Dataset entries on figures:
>>

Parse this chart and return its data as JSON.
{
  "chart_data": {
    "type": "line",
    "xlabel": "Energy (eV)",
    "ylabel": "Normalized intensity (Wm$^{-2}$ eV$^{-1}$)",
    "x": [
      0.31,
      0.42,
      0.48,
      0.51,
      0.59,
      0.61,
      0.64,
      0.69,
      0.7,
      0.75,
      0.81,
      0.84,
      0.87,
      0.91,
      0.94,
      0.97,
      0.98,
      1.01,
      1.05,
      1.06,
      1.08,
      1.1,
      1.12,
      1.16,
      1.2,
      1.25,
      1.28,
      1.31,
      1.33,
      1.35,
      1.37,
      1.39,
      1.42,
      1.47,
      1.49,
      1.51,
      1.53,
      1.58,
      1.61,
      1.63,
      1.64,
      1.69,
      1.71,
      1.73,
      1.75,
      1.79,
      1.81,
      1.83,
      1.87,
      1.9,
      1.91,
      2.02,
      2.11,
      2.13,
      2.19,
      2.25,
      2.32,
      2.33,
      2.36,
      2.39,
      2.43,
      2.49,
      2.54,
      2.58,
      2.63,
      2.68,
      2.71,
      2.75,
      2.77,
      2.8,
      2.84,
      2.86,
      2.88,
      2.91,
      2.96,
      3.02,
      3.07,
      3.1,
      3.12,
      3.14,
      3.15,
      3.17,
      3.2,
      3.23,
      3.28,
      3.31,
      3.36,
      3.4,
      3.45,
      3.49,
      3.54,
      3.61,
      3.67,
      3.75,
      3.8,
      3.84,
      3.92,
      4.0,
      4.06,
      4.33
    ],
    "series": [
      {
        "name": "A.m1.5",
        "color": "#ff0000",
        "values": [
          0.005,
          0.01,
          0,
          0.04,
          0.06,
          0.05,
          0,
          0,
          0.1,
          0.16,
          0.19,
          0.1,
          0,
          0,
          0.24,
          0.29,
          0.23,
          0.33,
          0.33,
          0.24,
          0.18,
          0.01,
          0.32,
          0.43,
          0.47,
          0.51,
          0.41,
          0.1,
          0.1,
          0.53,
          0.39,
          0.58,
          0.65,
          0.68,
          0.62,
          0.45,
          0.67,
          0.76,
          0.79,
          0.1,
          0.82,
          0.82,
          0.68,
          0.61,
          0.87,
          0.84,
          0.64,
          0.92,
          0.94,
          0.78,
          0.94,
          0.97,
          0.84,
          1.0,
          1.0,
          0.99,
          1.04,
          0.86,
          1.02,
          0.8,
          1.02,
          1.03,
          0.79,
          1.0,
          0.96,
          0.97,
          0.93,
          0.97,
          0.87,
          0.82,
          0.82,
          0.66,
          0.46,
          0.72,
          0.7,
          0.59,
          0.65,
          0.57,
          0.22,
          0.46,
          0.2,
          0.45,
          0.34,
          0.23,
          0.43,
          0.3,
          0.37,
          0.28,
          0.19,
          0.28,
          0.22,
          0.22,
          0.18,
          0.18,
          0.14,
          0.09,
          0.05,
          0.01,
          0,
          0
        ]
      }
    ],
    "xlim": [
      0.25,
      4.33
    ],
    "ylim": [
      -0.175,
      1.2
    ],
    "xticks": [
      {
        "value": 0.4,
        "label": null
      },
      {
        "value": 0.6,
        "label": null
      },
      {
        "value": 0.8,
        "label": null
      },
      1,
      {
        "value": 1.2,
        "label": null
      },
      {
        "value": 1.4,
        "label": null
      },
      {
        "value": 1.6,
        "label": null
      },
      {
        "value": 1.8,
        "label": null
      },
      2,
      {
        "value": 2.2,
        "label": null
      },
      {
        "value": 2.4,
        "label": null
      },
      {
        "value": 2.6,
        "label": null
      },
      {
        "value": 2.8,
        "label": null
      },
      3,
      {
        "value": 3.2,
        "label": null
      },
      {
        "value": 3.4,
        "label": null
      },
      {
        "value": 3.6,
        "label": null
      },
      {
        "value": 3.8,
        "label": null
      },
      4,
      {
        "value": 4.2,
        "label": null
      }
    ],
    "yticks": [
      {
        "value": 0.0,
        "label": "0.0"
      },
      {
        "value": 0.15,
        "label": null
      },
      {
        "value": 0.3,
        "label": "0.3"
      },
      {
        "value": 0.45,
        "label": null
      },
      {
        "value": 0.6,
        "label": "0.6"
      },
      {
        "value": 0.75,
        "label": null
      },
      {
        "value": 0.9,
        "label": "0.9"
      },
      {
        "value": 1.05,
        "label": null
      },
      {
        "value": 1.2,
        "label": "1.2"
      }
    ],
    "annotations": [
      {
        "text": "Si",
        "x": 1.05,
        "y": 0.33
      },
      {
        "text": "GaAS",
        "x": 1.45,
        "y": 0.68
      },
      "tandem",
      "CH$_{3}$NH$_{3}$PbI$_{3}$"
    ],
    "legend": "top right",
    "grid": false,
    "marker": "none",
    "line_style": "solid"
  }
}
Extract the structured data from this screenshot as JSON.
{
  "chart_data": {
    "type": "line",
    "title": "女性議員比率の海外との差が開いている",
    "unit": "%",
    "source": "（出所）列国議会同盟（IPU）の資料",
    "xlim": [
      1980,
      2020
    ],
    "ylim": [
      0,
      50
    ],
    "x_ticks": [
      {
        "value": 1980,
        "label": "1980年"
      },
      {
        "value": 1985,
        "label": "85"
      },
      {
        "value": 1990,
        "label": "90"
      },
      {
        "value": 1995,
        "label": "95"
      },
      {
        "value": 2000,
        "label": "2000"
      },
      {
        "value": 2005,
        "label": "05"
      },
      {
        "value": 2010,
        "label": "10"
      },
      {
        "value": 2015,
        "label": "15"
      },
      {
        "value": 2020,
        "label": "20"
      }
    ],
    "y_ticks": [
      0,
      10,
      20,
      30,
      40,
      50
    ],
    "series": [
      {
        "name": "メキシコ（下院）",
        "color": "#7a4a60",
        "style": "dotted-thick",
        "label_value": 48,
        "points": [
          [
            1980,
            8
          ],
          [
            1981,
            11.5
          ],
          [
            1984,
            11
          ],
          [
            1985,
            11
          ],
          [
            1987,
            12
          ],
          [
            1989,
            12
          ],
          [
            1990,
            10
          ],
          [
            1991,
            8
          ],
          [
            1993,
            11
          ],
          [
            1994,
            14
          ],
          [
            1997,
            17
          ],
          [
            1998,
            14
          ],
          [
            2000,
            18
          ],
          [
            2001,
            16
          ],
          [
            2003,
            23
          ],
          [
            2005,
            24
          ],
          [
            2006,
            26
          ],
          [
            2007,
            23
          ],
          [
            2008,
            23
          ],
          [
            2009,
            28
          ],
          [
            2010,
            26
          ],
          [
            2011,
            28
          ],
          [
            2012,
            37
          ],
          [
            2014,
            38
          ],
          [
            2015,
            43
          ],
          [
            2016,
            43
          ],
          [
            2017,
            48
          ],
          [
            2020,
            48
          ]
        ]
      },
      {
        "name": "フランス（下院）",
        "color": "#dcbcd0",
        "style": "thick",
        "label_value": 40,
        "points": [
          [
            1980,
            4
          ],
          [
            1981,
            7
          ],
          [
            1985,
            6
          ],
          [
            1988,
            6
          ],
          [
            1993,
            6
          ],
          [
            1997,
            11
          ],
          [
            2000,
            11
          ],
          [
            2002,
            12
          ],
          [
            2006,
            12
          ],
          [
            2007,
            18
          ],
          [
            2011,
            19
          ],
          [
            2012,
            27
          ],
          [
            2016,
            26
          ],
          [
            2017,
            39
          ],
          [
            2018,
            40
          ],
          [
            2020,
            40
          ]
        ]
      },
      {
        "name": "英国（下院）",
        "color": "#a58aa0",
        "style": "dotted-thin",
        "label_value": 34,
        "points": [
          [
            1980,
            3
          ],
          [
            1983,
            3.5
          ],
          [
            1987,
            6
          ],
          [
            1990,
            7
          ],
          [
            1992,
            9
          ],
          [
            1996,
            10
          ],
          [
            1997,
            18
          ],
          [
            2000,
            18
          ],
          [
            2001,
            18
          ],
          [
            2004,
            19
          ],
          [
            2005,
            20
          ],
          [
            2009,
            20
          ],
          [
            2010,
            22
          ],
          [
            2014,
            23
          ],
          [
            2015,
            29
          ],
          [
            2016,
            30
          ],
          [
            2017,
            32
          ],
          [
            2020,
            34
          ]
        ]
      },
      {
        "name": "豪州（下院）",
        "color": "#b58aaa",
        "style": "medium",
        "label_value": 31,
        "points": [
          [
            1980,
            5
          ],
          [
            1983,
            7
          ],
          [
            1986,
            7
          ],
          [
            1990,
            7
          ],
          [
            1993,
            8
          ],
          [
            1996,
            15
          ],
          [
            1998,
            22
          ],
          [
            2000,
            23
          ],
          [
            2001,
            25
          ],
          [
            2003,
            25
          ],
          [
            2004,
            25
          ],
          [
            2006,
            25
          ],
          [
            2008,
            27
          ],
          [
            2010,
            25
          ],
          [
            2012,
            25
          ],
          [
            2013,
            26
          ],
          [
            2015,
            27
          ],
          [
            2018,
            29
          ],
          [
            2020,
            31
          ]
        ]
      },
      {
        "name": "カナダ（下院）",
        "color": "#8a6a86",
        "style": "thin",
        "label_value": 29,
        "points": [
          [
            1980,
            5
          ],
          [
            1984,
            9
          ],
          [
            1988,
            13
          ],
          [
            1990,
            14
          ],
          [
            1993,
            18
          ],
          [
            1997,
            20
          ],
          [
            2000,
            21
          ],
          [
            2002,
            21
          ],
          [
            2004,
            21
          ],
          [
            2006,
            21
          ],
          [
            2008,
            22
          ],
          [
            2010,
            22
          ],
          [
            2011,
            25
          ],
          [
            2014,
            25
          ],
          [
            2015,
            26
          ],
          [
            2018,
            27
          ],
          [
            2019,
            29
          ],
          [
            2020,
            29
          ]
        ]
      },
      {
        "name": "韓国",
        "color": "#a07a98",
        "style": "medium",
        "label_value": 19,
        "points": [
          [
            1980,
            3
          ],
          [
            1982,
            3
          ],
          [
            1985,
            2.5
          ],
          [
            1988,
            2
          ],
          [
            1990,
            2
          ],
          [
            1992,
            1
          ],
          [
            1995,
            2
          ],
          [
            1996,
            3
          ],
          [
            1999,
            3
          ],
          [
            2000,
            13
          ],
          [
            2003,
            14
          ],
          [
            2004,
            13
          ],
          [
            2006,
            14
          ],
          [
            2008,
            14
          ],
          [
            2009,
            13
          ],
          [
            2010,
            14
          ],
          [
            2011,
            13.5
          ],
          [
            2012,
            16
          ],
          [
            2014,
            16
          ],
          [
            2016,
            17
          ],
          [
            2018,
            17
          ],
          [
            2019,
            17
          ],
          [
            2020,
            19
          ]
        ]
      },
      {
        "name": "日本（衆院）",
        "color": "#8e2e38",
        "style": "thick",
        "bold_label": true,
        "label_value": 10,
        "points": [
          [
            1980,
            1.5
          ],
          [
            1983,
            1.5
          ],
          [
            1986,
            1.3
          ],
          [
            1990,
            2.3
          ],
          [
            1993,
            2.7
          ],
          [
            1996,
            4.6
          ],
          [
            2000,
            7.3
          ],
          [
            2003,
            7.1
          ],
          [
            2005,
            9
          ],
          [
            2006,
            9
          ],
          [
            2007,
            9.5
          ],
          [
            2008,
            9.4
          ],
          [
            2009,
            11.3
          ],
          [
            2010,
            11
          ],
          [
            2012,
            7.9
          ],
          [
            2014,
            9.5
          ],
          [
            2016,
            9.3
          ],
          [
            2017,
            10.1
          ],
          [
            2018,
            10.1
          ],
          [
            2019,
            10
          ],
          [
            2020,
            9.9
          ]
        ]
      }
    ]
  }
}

<<

**WORK TO BE COMPLETED:** Count the lines of these entries that hold the string "name", and give only that number.

**COMPLETE RESPONSE:** 8